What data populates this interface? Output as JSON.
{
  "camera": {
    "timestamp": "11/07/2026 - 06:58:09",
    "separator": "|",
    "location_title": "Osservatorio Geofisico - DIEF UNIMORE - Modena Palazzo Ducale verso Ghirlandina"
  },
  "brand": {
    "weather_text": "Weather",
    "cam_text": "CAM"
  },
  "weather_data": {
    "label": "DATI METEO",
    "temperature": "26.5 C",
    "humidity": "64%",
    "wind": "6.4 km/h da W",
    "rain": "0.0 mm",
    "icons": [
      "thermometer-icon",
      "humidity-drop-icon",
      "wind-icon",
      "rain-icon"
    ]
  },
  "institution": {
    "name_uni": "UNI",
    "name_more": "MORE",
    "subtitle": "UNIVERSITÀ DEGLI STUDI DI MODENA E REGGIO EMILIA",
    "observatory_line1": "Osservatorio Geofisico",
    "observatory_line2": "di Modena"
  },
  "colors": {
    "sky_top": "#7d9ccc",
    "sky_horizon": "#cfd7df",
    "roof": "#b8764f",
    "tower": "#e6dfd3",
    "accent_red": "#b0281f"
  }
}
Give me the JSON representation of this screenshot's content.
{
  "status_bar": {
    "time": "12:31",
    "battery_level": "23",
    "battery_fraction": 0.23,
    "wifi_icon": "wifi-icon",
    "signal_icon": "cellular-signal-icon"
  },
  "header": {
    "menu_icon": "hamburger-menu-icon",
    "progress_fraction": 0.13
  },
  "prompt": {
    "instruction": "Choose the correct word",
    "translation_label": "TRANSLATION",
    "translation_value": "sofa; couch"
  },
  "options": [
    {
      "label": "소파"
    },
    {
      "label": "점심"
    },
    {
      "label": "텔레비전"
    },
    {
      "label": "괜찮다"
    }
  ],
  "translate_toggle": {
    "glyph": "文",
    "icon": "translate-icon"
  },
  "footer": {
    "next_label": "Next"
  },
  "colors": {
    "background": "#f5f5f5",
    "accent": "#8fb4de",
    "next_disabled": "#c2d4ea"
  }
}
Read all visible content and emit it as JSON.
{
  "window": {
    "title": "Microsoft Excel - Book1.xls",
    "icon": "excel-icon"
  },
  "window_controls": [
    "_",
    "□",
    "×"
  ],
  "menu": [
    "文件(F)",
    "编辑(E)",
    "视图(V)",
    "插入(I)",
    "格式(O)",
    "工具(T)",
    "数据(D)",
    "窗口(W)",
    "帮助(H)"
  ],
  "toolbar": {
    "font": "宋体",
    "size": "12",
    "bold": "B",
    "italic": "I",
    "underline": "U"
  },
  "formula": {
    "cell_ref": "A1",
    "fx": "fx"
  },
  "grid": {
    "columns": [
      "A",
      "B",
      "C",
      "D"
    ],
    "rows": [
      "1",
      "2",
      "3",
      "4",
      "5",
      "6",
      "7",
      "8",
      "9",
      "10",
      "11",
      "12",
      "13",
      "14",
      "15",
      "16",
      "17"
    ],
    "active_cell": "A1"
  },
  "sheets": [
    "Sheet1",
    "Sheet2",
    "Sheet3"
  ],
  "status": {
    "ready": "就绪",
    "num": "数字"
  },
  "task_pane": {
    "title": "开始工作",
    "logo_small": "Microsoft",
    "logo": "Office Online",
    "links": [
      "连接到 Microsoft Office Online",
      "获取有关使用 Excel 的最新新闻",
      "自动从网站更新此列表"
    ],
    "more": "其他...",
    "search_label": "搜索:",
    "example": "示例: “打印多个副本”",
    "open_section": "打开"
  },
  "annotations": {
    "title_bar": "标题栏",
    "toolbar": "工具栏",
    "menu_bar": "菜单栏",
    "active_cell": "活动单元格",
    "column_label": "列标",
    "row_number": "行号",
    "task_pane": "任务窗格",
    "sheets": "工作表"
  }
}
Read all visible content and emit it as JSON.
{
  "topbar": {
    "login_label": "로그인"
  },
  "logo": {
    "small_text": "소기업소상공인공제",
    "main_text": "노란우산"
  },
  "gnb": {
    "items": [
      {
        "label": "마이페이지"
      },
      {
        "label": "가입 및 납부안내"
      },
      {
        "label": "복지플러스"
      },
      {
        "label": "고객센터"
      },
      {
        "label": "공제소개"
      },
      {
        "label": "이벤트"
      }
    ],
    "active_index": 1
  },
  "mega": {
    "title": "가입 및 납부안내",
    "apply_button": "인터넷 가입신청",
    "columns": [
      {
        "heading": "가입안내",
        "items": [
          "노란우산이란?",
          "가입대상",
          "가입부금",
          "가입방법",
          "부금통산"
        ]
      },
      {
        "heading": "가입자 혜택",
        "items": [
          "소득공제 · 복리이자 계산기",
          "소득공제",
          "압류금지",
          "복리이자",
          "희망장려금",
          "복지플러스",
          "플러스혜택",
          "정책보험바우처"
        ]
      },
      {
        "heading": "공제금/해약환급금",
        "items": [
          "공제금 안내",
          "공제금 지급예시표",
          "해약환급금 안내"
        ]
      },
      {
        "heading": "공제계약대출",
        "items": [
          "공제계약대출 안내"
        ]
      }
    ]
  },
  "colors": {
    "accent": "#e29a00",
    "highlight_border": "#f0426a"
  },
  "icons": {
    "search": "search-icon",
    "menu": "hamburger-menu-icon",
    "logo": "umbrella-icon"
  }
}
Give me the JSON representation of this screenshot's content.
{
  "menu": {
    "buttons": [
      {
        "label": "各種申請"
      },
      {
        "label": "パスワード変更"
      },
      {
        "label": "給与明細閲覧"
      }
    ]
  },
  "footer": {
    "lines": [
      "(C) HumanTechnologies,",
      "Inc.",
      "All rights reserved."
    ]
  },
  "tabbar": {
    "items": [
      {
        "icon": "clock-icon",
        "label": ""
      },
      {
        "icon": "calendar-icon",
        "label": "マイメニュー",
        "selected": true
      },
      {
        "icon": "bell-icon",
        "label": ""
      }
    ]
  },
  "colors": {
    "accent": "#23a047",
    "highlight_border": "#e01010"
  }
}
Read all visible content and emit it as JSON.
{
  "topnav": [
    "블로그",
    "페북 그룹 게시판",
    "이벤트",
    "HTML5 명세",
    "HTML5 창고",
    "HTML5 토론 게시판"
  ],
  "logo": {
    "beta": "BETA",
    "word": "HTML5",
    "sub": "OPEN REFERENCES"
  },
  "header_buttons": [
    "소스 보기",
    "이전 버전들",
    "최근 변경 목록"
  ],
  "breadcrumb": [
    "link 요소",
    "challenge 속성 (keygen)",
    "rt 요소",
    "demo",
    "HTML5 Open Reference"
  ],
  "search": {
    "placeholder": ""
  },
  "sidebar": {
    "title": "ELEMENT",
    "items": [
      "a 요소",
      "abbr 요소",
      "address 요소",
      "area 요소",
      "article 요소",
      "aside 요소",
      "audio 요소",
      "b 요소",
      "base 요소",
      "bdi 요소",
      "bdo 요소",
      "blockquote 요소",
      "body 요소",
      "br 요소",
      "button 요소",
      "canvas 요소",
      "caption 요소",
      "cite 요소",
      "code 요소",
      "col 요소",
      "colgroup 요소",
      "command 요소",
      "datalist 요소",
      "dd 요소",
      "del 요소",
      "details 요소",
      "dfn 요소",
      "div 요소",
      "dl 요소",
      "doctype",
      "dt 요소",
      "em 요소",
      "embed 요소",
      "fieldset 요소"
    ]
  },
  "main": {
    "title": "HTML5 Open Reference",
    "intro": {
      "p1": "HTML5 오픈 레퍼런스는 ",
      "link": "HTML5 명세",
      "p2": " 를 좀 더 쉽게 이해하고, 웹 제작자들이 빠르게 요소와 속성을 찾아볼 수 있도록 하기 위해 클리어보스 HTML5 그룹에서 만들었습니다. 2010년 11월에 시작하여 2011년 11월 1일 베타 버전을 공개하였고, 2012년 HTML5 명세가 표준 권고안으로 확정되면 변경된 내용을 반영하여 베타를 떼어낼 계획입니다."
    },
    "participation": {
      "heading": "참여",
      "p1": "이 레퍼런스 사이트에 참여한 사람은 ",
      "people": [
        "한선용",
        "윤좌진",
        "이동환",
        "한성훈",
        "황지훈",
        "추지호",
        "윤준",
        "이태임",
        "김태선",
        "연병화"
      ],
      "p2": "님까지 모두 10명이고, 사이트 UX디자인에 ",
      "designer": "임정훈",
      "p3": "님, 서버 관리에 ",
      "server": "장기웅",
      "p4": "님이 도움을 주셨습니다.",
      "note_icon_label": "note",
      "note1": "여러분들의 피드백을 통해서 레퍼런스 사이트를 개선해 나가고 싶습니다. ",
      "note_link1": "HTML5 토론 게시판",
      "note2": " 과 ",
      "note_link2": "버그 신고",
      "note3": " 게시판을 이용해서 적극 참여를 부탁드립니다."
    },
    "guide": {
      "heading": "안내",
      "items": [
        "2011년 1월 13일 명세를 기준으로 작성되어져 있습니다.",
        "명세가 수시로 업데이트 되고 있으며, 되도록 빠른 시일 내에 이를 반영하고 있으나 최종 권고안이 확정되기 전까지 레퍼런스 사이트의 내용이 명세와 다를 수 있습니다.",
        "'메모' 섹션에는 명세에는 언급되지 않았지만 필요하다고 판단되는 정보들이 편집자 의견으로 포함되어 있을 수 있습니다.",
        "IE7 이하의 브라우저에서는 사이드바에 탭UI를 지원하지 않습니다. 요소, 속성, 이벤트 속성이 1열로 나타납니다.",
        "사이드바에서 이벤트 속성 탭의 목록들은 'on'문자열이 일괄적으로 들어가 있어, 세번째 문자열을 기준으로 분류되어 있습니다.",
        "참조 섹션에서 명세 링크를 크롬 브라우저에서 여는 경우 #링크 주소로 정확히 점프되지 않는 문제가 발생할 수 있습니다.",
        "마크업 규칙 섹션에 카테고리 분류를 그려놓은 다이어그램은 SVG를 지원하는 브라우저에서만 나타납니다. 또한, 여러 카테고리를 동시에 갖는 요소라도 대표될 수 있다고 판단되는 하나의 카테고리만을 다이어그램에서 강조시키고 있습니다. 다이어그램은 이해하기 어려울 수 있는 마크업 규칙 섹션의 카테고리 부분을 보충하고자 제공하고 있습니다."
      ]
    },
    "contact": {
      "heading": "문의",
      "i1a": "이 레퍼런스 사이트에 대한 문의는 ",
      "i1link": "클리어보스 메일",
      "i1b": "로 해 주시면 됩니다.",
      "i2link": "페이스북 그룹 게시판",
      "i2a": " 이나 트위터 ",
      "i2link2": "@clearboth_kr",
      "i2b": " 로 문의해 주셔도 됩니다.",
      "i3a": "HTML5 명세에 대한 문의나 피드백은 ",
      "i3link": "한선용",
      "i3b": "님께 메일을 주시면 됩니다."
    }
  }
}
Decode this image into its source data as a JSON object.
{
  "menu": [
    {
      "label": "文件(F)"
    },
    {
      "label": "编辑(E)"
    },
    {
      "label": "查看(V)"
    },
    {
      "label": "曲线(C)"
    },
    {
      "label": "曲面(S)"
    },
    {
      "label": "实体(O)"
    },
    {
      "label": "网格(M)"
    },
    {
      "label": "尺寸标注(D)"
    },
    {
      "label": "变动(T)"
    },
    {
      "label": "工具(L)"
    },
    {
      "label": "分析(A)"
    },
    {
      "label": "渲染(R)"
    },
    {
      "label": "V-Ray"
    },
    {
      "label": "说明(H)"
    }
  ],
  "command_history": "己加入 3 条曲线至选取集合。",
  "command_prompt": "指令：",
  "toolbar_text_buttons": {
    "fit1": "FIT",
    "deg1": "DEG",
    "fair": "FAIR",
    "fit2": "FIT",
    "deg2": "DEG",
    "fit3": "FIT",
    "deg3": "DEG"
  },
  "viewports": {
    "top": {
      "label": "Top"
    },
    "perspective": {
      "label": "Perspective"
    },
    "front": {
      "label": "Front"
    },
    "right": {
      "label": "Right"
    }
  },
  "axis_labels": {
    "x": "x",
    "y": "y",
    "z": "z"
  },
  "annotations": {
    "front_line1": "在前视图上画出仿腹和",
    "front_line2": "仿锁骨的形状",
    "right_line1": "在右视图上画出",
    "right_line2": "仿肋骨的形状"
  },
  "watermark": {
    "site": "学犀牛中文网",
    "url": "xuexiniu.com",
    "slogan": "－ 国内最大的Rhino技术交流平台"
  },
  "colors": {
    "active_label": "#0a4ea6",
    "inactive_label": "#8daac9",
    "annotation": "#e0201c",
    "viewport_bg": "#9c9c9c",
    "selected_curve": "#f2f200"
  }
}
★ ★ ★
**Request**
Extract from the material all lines containing the string "word".

**Written reply**
    "instruction": "Choose the correct word",
    "word": "HTML5",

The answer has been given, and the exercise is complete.